## EXERCISE OBJECTIVE
Make an exact copy of the records, dropping all pictures.

## DATA
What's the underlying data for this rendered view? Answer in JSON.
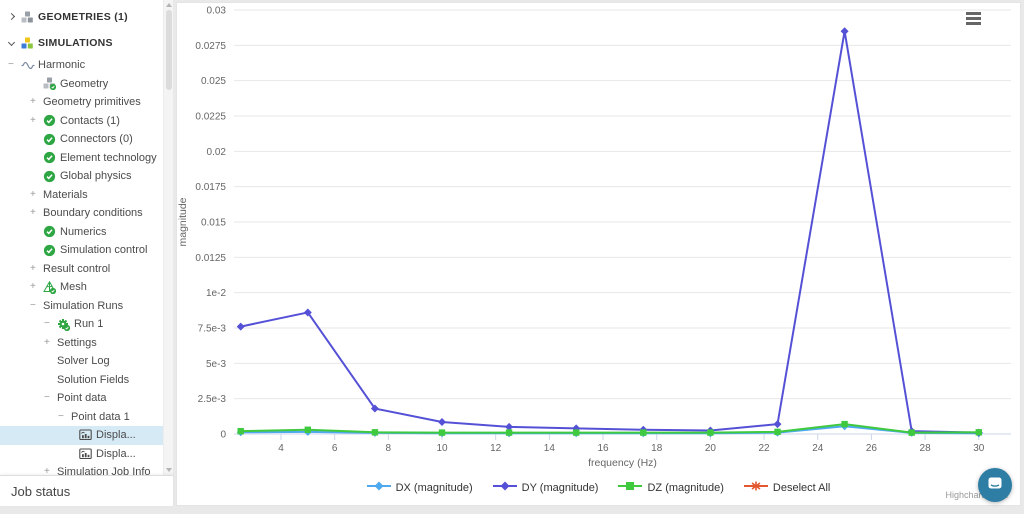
{
  "sidebar": {
    "items": [
      {
        "label": "GEOMETRIES (1)",
        "level": 0,
        "header": true,
        "expander": "chevron-right",
        "icon": "geometries-cubes-icon"
      },
      {
        "label": "SIMULATIONS",
        "level": 0,
        "header": true,
        "expander": "chevron-down",
        "icon": "simulations-cubes-icon"
      },
      {
        "label": "Harmonic",
        "level": 1,
        "expander": "minus",
        "icon": "waveform-icon"
      },
      {
        "label": "Geometry",
        "level": 2,
        "expander": null,
        "icon": "geometry-check-icon"
      },
      {
        "label": "Geometry primitives",
        "level": 2,
        "expander": "plus",
        "icon": null
      },
      {
        "label": "Contacts (1)",
        "level": 2,
        "expander": "plus",
        "icon": "check-icon"
      },
      {
        "label": "Connectors (0)",
        "level": 2,
        "expander": null,
        "icon": "check-icon"
      },
      {
        "label": "Element technology",
        "level": 2,
        "expander": null,
        "icon": "check-icon"
      },
      {
        "label": "Global physics",
        "level": 2,
        "expander": null,
        "icon": "check-icon"
      },
      {
        "label": "Materials",
        "level": 2,
        "expander": "plus",
        "icon": null
      },
      {
        "label": "Boundary conditions",
        "level": 2,
        "expander": "plus",
        "icon": null
      },
      {
        "label": "Numerics",
        "level": 2,
        "expander": null,
        "icon": "check-icon"
      },
      {
        "label": "Simulation control",
        "level": 2,
        "expander": null,
        "icon": "check-icon"
      },
      {
        "label": "Result control",
        "level": 2,
        "expander": "plus",
        "icon": null
      },
      {
        "label": "Mesh",
        "level": 2,
        "expander": "plus",
        "icon": "mesh-icon"
      },
      {
        "label": "Simulation Runs",
        "level": 2,
        "expander": "minus",
        "icon": null
      },
      {
        "label": "Run 1",
        "level": 3,
        "expander": "minus",
        "icon": "gear-icon"
      },
      {
        "label": "Settings",
        "level": 4,
        "expander": "plus",
        "icon": null
      },
      {
        "label": "Solver Log",
        "level": 4,
        "expander": null,
        "icon": null
      },
      {
        "label": "Solution Fields",
        "level": 4,
        "expander": null,
        "icon": null
      },
      {
        "label": "Point data",
        "level": 4,
        "expander": "minus",
        "icon": null
      },
      {
        "label": "Point data 1",
        "level": 5,
        "expander": "minus",
        "icon": null
      },
      {
        "label": "Displa...",
        "level": 6,
        "expander": null,
        "icon": "chart-icon",
        "selected": true
      },
      {
        "label": "Displa...",
        "level": 6,
        "expander": null,
        "icon": "chart-icon"
      },
      {
        "label": "Simulation Job Info",
        "level": 4,
        "expander": "plus",
        "icon": null
      }
    ],
    "job_status_label": "Job status"
  },
  "chart_data": {
    "type": "line",
    "title": "",
    "xlabel": "frequency (Hz)",
    "ylabel": "magnitude",
    "x_range": [
      2.25,
      31.2
    ],
    "y_range": [
      0,
      0.03
    ],
    "grid": "horizontal",
    "legend_position": "bottom",
    "x_ticks": [
      4,
      6,
      8,
      10,
      12,
      14,
      16,
      18,
      20,
      22,
      24,
      26,
      28,
      30
    ],
    "y_ticks": [
      {
        "value": 0,
        "label": "0"
      },
      {
        "value": 0.0025,
        "label": "2.5e-3"
      },
      {
        "value": 0.005,
        "label": "5e-3"
      },
      {
        "value": 0.0075,
        "label": "7.5e-3"
      },
      {
        "value": 0.01,
        "label": "1e-2"
      },
      {
        "value": 0.0125,
        "label": "0.0125"
      },
      {
        "value": 0.015,
        "label": "0.015"
      },
      {
        "value": 0.0175,
        "label": "0.0175"
      },
      {
        "value": 0.02,
        "label": "0.02"
      },
      {
        "value": 0.0225,
        "label": "0.0225"
      },
      {
        "value": 0.025,
        "label": "0.025"
      },
      {
        "value": 0.0275,
        "label": "0.0275"
      },
      {
        "value": 0.03,
        "label": "0.03"
      }
    ],
    "x": [
      2.5,
      5,
      7.5,
      10,
      12.5,
      15,
      17.5,
      20,
      22.5,
      25,
      27.5,
      30
    ],
    "series": [
      {
        "name": "DX (magnitude)",
        "color": "#4FA9EE",
        "marker": "diamond",
        "values": [
          0.00012,
          0.00015,
          8e-05,
          5e-05,
          5e-05,
          5e-05,
          5e-05,
          5e-05,
          0.0001,
          0.00055,
          8e-05,
          5e-05
        ]
      },
      {
        "name": "DY (magnitude)",
        "color": "#5551D6",
        "marker": "diamond",
        "values": [
          0.0076,
          0.0086,
          0.0018,
          0.00085,
          0.0005,
          0.0004,
          0.0003,
          0.00025,
          0.0007,
          0.0285,
          0.0002,
          0.0001
        ]
      },
      {
        "name": "DZ (magnitude)",
        "color": "#3FC93F",
        "marker": "square",
        "values": [
          0.0002,
          0.0003,
          0.00012,
          0.0001,
          0.0001,
          0.0001,
          0.0001,
          0.0001,
          0.00015,
          0.0007,
          0.0001,
          0.00012
        ]
      }
    ],
    "legend_extra": [
      {
        "label": "Deselect All",
        "color": "#E2572F",
        "marker": "star"
      }
    ],
    "credit": "Highcharts.com"
  }
}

## TASK OUTPUT
What's the underlying data for this rendered view? Answer in JSON.
{
  "sidebar": {
    "items": [
      {
        "label": "GEOMETRIES (1)",
        "level": 0,
        "header": true,
        "expander": "chevron-right",
        "icon": "geometries-cubes-icon"
      },
      {
        "label": "SIMULATIONS",
        "level": 0,
        "header": true,
        "expander": "chevron-down",
        "icon": "simulations-cubes-icon"
      },
      {
        "label": "Harmonic",
        "level": 1,
        "expander": "minus",
        "icon": "waveform-icon"
      },
      {
        "label": "Geometry",
        "level": 2,
        "expander": null,
        "icon": "geometry-check-icon"
      },
      {
        "label": "Geometry primitives",
        "level": 2,
        "expander": "plus",
        "icon": null
      },
      {
        "label": "Contacts (1)",
        "level": 2,
        "expander": "plus",
        "icon": "check-icon"
      },
      {
        "label": "Connectors (0)",
        "level": 2,
        "expander": null,
        "icon": "check-icon"
      },
      {
        "label": "Element technology",
        "level": 2,
        "expander": null,
        "icon": "check-icon"
      },
      {
        "label": "Global physics",
        "level": 2,
        "expander": null,
        "icon": "check-icon"
      },
      {
        "label": "Materials",
        "level": 2,
        "expander": "plus",
        "icon": null
      },
      {
        "label": "Boundary conditions",
        "level": 2,
        "expander": "plus",
        "icon": null
      },
      {
        "label": "Numerics",
        "level": 2,
        "expander": null,
        "icon": "check-icon"
      },
      {
        "label": "Simulation control",
        "level": 2,
        "expander": null,
        "icon": "check-icon"
      },
      {
        "label": "Result control",
        "level": 2,
        "expander": "plus",
        "icon": null
      },
      {
        "label": "Mesh",
        "level": 2,
        "expander": "plus",
        "icon": "mesh-icon"
      },
      {
        "label": "Simulation Runs",
        "level": 2,
        "expander": "minus",
        "icon": null
      },
      {
        "label": "Run 1",
        "level": 3,
        "expander": "minus",
        "icon": "gear-icon"
      },
      {
        "label": "Settings",
        "level": 4,
        "expander": "plus",
        "icon": null
      },
      {
        "label": "Solver Log",
        "level": 4,
        "expander": null,
        "icon": null
      },
      {
        "label": "Solution Fields",
        "level": 4,
        "expander": null,
        "icon": null
      },
      {
        "label": "Point data",
        "level": 4,
        "expander": "minus",
        "icon": null
      },
      {
        "label": "Point data 1",
        "level": 5,
        "expander": "minus",
        "icon": null
      },
      {
        "label": "Displa...",
        "level": 6,
        "expander": null,
        "icon": "chart-icon",
        "selected": true
      },
      {
        "label": "Displa...",
        "level": 6,
        "expander": null,
        "icon": "chart-icon"
      },
      {
        "label": "Simulation Job Info",
        "level": 4,
        "expander": "plus",
        "icon": null
      }
    ],
    "job_status_label": "Job status"
  },
  "chart_data": {
    "type": "line",
    "title": "",
    "xlabel": "frequency (Hz)",
    "ylabel": "magnitude",
    "x_range": [
      2.25,
      31.2
    ],
    "y_range": [
      0,
      0.03
    ],
    "grid": "horizontal",
    "legend_position": "bottom",
    "x_ticks": [
      4,
      6,
      8,
      10,
      12,
      14,
      16,
      18,
      20,
      22,
      24,
      26,
      28,
      30
    ],
    "y_ticks": [
      {
        "value": 0,
        "label": "0"
      },
      {
        "value": 0.0025,
        "label": "2.5e-3"
      },
      {
        "value": 0.005,
        "label": "5e-3"
      },
      {
        "value": 0.0075,
        "label": "7.5e-3"
      },
      {
        "value": 0.01,
        "label": "1e-2"
      },
      {
        "value": 0.0125,
        "label": "0.0125"
      },
      {
        "value": 0.015,
        "label": "0.015"
      },
      {
        "value": 0.0175,
        "label": "0.0175"
      },
      {
        "value": 0.02,
        "label": "0.02"
      },
      {
        "value": 0.0225,
        "label": "0.0225"
      },
      {
        "value": 0.025,
        "label": "0.025"
      },
      {
        "value": 0.0275,
        "label": "0.0275"
      },
      {
        "value": 0.03,
        "label": "0.03"
      }
    ],
    "x": [
      2.5,
      5,
      7.5,
      10,
      12.5,
      15,
      17.5,
      20,
      22.5,
      25,
      27.5,
      30
    ],
    "series": [
      {
        "name": "DX (magnitude)",
        "color": "#4FA9EE",
        "marker": "diamond",
        "values": [
          0.00012,
          0.00015,
          8e-05,
          5e-05,
          5e-05,
          5e-05,
          5e-05,
          5e-05,
          0.0001,
          0.00055,
          8e-05,
          5e-05
        ]
      },
      {
        "name": "DY (magnitude)",
        "color": "#5551D6",
        "marker": "diamond",
        "values": [
          0.0076,
          0.0086,
          0.0018,
          0.00085,
          0.0005,
          0.0004,
          0.0003,
          0.00025,
          0.0007,
          0.0285,
          0.0002,
          0.0001
        ]
      },
      {
        "name": "DZ (magnitude)",
        "color": "#3FC93F",
        "marker": "square",
        "values": [
          0.0002,
          0.0003,
          0.00012,
          0.0001,
          0.0001,
          0.0001,
          0.0001,
          0.0001,
          0.00015,
          0.0007,
          0.0001,
          0.00012
        ]
      }
    ],
    "legend_extra": [
      {
        "label": "Deselect All",
        "color": "#E2572F",
        "marker": "star"
      }
    ],
    "credit": "Highcharts.com"
  }
}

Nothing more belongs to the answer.